┌──

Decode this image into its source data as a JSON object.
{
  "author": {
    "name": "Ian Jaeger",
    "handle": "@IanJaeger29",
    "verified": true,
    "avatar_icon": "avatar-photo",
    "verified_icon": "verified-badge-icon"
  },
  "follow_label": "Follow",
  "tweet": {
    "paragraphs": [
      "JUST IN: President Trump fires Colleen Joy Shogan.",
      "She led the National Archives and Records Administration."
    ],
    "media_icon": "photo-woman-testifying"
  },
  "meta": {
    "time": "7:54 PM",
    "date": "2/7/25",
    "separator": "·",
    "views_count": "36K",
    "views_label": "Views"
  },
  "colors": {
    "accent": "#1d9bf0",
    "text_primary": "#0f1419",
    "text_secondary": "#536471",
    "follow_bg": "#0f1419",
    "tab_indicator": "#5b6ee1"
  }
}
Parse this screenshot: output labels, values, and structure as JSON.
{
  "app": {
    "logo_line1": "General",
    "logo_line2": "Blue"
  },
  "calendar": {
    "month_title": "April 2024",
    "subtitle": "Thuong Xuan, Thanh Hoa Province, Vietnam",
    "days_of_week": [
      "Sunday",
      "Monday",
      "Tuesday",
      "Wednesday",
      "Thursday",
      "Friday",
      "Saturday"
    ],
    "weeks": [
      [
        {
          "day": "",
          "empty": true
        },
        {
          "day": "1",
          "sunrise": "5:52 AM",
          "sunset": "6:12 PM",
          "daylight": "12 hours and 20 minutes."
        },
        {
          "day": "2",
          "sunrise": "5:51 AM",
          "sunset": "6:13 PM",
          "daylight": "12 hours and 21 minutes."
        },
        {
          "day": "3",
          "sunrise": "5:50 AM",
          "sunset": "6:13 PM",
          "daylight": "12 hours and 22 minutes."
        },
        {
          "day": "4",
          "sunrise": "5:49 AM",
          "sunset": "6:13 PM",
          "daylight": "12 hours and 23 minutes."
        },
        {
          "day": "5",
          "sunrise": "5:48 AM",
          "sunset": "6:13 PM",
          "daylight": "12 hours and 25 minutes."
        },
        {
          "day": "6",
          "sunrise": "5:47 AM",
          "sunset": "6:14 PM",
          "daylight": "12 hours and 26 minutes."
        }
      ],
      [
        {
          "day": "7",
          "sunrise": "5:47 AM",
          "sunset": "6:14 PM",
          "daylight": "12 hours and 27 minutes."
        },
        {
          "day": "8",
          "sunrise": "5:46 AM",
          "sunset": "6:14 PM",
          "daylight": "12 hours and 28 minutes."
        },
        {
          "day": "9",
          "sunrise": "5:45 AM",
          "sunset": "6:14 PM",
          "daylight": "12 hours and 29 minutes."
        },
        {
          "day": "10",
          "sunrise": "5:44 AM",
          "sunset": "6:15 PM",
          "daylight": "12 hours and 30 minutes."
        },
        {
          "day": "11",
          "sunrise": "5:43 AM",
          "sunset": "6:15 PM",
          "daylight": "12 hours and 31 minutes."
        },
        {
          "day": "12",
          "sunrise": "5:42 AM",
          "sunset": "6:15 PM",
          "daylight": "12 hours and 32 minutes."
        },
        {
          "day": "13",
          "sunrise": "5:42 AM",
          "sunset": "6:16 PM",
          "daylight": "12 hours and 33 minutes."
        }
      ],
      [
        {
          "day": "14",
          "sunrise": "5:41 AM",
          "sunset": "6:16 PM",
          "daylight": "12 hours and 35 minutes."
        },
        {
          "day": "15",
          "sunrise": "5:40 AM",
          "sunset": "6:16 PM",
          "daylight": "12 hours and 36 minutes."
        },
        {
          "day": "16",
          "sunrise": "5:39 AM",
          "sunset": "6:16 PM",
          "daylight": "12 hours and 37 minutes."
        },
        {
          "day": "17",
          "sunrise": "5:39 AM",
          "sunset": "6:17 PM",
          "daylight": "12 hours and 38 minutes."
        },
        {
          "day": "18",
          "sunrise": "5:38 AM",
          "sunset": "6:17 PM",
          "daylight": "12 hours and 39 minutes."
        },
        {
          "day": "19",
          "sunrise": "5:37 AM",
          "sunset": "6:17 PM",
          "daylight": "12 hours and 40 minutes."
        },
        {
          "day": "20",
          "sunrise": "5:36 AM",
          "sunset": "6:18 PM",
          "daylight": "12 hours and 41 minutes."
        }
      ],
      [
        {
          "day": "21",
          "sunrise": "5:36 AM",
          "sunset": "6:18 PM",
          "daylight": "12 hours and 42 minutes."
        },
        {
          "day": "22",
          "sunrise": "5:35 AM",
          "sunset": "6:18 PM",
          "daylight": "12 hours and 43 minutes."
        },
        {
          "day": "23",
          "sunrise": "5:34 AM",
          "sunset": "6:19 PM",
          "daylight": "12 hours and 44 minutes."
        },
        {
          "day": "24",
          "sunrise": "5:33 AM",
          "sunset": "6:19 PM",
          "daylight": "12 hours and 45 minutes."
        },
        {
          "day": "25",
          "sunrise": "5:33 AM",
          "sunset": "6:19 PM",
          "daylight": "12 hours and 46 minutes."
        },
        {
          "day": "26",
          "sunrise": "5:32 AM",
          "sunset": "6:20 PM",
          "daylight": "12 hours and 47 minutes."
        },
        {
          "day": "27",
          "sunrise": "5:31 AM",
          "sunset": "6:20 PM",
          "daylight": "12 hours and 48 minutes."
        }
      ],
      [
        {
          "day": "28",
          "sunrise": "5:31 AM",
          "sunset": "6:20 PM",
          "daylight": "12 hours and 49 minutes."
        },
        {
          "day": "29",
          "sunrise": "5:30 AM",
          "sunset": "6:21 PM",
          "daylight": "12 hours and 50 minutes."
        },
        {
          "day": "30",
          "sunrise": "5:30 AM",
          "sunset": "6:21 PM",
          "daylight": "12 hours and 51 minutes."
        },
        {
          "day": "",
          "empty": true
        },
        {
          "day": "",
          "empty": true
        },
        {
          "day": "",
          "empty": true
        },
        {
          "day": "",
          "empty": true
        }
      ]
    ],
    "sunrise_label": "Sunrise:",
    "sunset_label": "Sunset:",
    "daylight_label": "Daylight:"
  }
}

└──

INSTRUCTION -> Copy every line of the material, please, keeping it exactly the same.

RESPONSE TO THE TASK ->
Decode this image into its source data as a JSON object.
{
  "author": {
    "name": "Ian Jaeger",
    "handle": "@IanJaeger29",
    "verified": true,
    "avatar_icon": "avatar-photo",
    "verified_icon": "verified-badge-icon"
  },
  "follow_label": "Follow",
  "tweet": {
    "paragraphs": [
      "JUST IN: President Trump fires Colleen Joy Shogan.",
      "She led the National Archives and Records Administration."
    ],
    "media_icon": "photo-woman-testifying"
  },
  "meta": {
    "time": "7:54 PM",
    "date": "2/7/25",
    "separator": "·",
    "views_count": "36K",
    "views_label": "Views"
  },
  "colors": {
    "accent": "#1d9bf0",
    "text_primary": "#0f1419",
    "text_secondary": "#536471",
    "follow_bg": "#0f1419",
    "tab_indicator": "#5b6ee1"
  }
}
Parse this screenshot: output labels, values, and structure as JSON.
{
  "app": {
    "logo_line1": "General",
    "logo_line2": "Blue"
  },
  "calendar": {
    "month_title": "April 2024",
    "subtitle": "Thuong Xuan, Thanh Hoa Province, Vietnam",
    "days_of_week": [
      "Sunday",
      "Monday",
      "Tuesday",
      "Wednesday",
      "Thursday",
      "Friday",
      "Saturday"
    ],
    "weeks": [
      [
        {
          "day": "",
          "empty": true
        },
        {
          "day": "1",
          "sunrise": "5:52 AM",
          "sunset": "6:12 PM",
          "daylight": "12 hours and 20 minutes."
        },
        {
          "day": "2",
          "sunrise": "5:51 AM",
          "sunset": "6:13 PM",
          "daylight": "12 hours and 21 minutes."
        },
        {
          "day": "3",
          "sunrise": "5:50 AM",
          "sunset": "6:13 PM",
          "daylight": "12 hours and 22 minutes."
        },
        {
          "day": "4",
          "sunrise": "5:49 AM",
          "sunset": "6:13 PM",
          "daylight": "12 hours and 23 minutes."
        },
        {
          "day": "5",
          "sunrise": "5:48 AM",
          "sunset": "6:13 PM",
          "daylight": "12 hours and 25 minutes."
        },
        {
          "day": "6",
          "sunrise": "5:47 AM",
          "sunset": "6:14 PM",
          "daylight": "12 hours and 26 minutes."
        }
      ],
      [
        {
          "day": "7",
          "sunrise": "5:47 AM",
          "sunset": "6:14 PM",
          "daylight": "12 hours and 27 minutes."
        },
        {
          "day": "8",
          "sunrise": "5:46 AM",
          "sunset": "6:14 PM",
          "daylight": "12 hours and 28 minutes."
        },
        {
          "day": "9",
          "sunrise": "5:45 AM",
          "sunset": "6:14 PM",
          "daylight": "12 hours and 29 minutes."
        },
        {
          "day": "10",
          "sunrise": "5:44 AM",
          "sunset": "6:15 PM",
          "daylight": "12 hours and 30 minutes."
        },
        {
          "day": "11",
          "sunrise": "5:43 AM",
          "sunset": "6:15 PM",
          "daylight": "12 hours and 31 minutes."
        },
        {
          "day": "12",
          "sunrise": "5:42 AM",
          "sunset": "6:15 PM",
          "daylight": "12 hours and 32 minutes."
        },
        {
          "day": "13",
          "sunrise": "5:42 AM",
          "sunset": "6:16 PM",
          "daylight": "12 hours and 33 minutes."
        }
      ],
      [
        {
          "day": "14",
          "sunrise": "5:41 AM",
          "sunset": "6:16 PM",
          "daylight": "12 hours and 35 minutes."
        },
        {
          "day": "15",
          "sunrise": "5:40 AM",
          "sunset": "6:16 PM",
          "daylight": "12 hours and 36 minutes."
        },
        {
          "day": "16",
          "sunrise": "5:39 AM",
          "sunset": "6:16 PM",
          "daylight": "12 hours and 37 minutes."
        },
        {
          "day": "17",
          "sunrise": "5:39 AM",
          "sunset": "6:17 PM",
          "daylight": "12 hours and 38 minutes."
        },
        {
          "day": "18",
          "sunrise": "5:38 AM",
          "sunset": "6:17 PM",
          "daylight": "12 hours and 39 minutes."
        },
        {
          "day": "19",
          "sunrise": "5:37 AM",
          "sunset": "6:17 PM",
          "daylight": "12 hours and 40 minutes."
        },
        {
          "day": "20",
          "sunrise": "5:36 AM",
          "sunset": "6:18 PM",
          "daylight": "12 hours and 41 minutes."
        }
      ],
      [
        {
          "day": "21",
          "sunrise": "5:36 AM",
          "sunset": "6:18 PM",
          "daylight": "12 hours and 42 minutes."
        },
        {
          "day": "22",
          "sunrise": "5:35 AM",
          "sunset": "6:18 PM",
          "daylight": "12 hours and 43 minutes."
        },
        {
          "day": "23",
          "sunrise": "5:34 AM",
          "sunset": "6:19 PM",
          "daylight": "12 hours and 44 minutes."
        },
        {
          "day": "24",
          "sunrise": "5:33 AM",
          "sunset": "6:19 PM",
          "daylight": "12 hours and 45 minutes."
        },
        {
          "day": "25",
          "sunrise": "5:33 AM",
          "sunset": "6:19 PM",
          "daylight": "12 hours and 46 minutes."
        },
        {
          "day": "26",
          "sunrise": "5:32 AM",
          "sunset": "6:20 PM",
          "daylight": "12 hours and 47 minutes."
        },
        {
          "day": "27",
          "sunrise": "5:31 AM",
          "sunset": "6:20 PM",
          "daylight": "12 hours and 48 minutes."
        }
      ],
      [
        {
          "day": "28",
          "sunrise": "5:31 AM",
          "sunset": "6:20 PM",
          "daylight": "12 hours and 49 minutes."
        },
        {
          "day": "29",
          "sunrise": "5:30 AM",
          "sunset": "6:21 PM",
          "daylight": "12 hours and 50 minutes."
        },
        {
          "day": "30",
          "sunrise": "5:30 AM",
          "sunset": "6:21 PM",
          "daylight": "12 hours and 51 minutes."
        },
        {
          "day": "",
          "empty": true
        },
        {
          "day": "",
          "empty": true
        },
        {
          "day": "",
          "empty": true
        },
        {
          "day": "",
          "empty": true
        }
      ]
    ],
    "sunrise_label": "Sunrise:",
    "sunset_label": "Sunset:",
    "daylight_label": "Daylight:"
  }
}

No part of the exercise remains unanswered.